**YOUR OBJECTIVE**
Set down all the entries again, word for word.

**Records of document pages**
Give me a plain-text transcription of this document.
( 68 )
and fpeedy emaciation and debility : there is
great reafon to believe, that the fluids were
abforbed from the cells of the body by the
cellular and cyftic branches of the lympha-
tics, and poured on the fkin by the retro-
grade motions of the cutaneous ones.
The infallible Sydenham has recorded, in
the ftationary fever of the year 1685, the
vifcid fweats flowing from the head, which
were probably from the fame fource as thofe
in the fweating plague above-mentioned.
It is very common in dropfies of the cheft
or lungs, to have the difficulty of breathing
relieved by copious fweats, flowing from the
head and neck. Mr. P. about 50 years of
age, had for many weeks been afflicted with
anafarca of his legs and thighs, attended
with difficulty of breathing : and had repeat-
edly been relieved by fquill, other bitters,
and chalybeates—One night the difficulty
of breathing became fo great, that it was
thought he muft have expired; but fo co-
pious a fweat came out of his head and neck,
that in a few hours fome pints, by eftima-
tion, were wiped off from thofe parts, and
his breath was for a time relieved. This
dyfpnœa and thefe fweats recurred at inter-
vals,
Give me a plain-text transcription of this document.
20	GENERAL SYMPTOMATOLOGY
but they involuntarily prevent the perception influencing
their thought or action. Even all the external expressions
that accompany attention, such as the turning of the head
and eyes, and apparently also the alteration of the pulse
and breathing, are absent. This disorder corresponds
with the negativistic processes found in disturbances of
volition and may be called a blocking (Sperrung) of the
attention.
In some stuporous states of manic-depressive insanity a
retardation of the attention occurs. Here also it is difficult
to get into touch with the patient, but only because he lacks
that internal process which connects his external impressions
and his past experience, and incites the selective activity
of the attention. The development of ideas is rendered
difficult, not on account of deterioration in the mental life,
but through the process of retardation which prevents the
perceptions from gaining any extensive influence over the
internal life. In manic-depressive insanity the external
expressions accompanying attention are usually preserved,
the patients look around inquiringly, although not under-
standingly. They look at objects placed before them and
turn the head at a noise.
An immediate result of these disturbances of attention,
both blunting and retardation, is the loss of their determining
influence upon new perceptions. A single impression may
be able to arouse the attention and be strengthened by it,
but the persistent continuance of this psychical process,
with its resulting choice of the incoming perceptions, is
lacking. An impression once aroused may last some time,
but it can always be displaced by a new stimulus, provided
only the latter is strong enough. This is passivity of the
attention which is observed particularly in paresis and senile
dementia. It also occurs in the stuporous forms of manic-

**EXERCISE RESULT**
Give me a plain-text transcription of this document.
( 68 )
and fpeedy emaciation and debility : there is
great reafon to believe, that the fluids were
abforbed from the cells of the body by the
cellular and cyftic branches of the lympha-
tics, and poured on the fkin by the retro-
grade motions of the cutaneous ones.
The infallible Sydenham has recorded, in
the ftationary fever of the year 1685, the
vifcid fweats flowing from the head, which
were probably from the fame fource as thofe
in the fweating plague above-mentioned.
It is very common in dropfies of the cheft
or lungs, to have the difficulty of breathing
relieved by copious fweats, flowing from the
head and neck. Mr. P. about 50 years of
age, had for many weeks been afflicted with
anafarca of his legs and thighs, attended
with difficulty of breathing : and had repeat-
edly been relieved by fquill, other bitters,
and chalybeates—One night the difficulty
of breathing became fo great, that it was
thought he muft have expired; but fo co-
pious a fweat came out of his head and neck,
that in a few hours fome pints, by eftima-
tion, were wiped off from thofe parts, and
his breath was for a time relieved. This
dyfpnœa and thefe fweats recurred at inter-
vals,
Give me a plain-text transcription of this document.
20	GENERAL SYMPTOMATOLOGY
but they involuntarily prevent the perception influencing
their thought or action. Even all the external expressions
that accompany attention, such as the turning of the head
and eyes, and apparently also the alteration of the pulse
and breathing, are absent. This disorder corresponds
with the negativistic processes found in disturbances of
volition and may be called a blocking (Sperrung) of the
attention.
In some stuporous states of manic-depressive insanity a
retardation of the attention occurs. Here also it is difficult
to get into touch with the patient, but only because he lacks
that internal process which connects his external impressions
and his past experience, and incites the selective activity
of the attention. The development of ideas is rendered
difficult, not on account of deterioration in the mental life,
but through the process of retardation which prevents the
perceptions from gaining any extensive influence over the
internal life. In manic-depressive insanity the external
expressions accompanying attention are usually preserved,
the patients look around inquiringly, although not under-
standingly. They look at objects placed before them and
turn the head at a noise.
An immediate result of these disturbances of attention,
both blunting and retardation, is the loss of their determining
influence upon new perceptions. A single impression may
be able to arouse the attention and be strengthened by it,
but the persistent continuance of this psychical process,
with its resulting choice of the incoming perceptions, is
lacking. An impression once aroused may last some time,
but it can always be displaced by a new stimulus, provided
only the latter is strong enough. This is passivity of the
attention which is observed particularly in paresis and senile
dementia. It also occurs in the stuporous forms of manic-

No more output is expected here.